* EXERCISE DIRECTIONS *
Report all lines from the entries below in which "screenshot" appears.

* WORKING DATA *
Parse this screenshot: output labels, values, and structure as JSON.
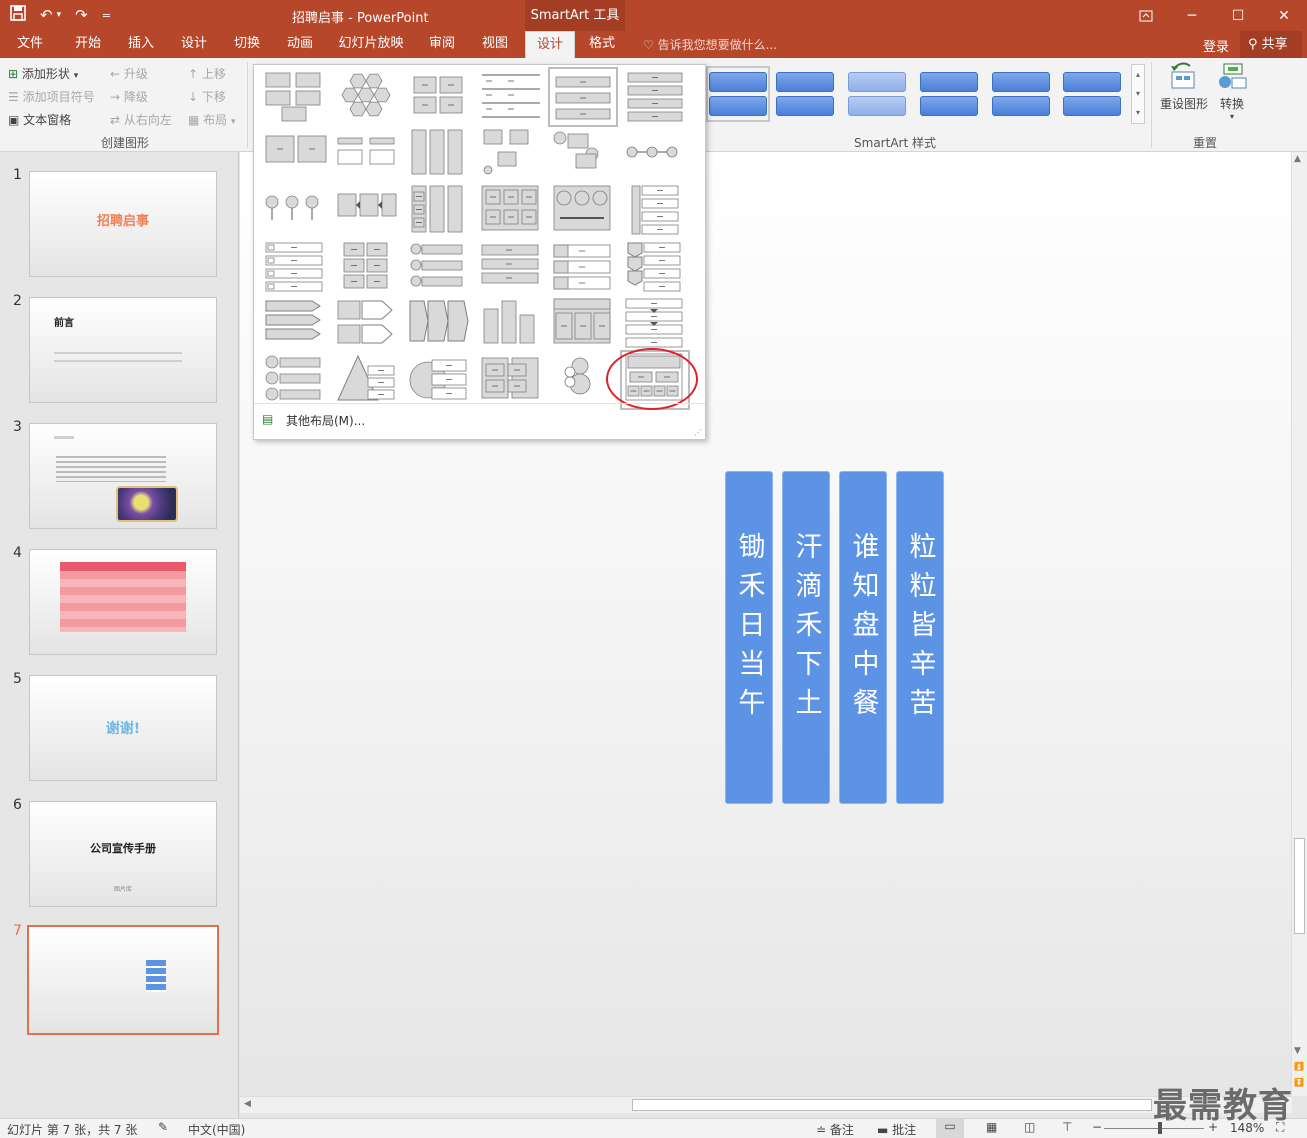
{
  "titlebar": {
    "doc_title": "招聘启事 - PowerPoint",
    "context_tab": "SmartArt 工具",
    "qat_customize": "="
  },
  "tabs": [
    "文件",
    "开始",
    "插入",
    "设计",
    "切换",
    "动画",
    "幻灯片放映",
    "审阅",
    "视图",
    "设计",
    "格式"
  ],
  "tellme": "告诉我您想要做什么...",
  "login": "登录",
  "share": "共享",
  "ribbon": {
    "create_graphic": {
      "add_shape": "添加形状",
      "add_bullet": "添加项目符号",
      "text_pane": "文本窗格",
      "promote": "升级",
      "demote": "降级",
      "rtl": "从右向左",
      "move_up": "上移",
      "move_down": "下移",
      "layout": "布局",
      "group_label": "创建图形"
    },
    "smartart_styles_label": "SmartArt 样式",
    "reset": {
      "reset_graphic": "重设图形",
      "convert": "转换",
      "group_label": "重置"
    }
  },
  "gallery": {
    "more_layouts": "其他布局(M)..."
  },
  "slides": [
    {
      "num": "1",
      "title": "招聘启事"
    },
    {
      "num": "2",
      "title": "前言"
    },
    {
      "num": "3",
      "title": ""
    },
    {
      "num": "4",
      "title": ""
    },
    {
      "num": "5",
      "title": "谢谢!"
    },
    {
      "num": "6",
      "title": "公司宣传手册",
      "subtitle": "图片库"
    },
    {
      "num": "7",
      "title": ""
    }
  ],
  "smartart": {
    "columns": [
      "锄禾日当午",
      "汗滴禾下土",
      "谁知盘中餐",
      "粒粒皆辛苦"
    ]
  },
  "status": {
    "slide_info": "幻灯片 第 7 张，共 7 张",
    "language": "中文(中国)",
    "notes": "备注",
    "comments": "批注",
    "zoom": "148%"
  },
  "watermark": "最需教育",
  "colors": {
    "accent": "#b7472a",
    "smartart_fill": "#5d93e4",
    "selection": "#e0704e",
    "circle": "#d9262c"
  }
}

* * *

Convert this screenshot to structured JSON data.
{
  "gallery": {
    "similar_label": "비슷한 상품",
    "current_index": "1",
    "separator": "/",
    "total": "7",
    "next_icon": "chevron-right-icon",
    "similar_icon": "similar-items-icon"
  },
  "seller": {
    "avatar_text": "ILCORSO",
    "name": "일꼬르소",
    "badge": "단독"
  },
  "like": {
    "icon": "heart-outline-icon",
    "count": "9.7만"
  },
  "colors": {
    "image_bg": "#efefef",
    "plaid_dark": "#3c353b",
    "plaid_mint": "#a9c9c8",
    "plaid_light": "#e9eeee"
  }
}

* OUTPUT OF THE TASK *
Parse this screenshot: output labels, values, and structure as JSON.
Convert this screenshot to structured JSON data.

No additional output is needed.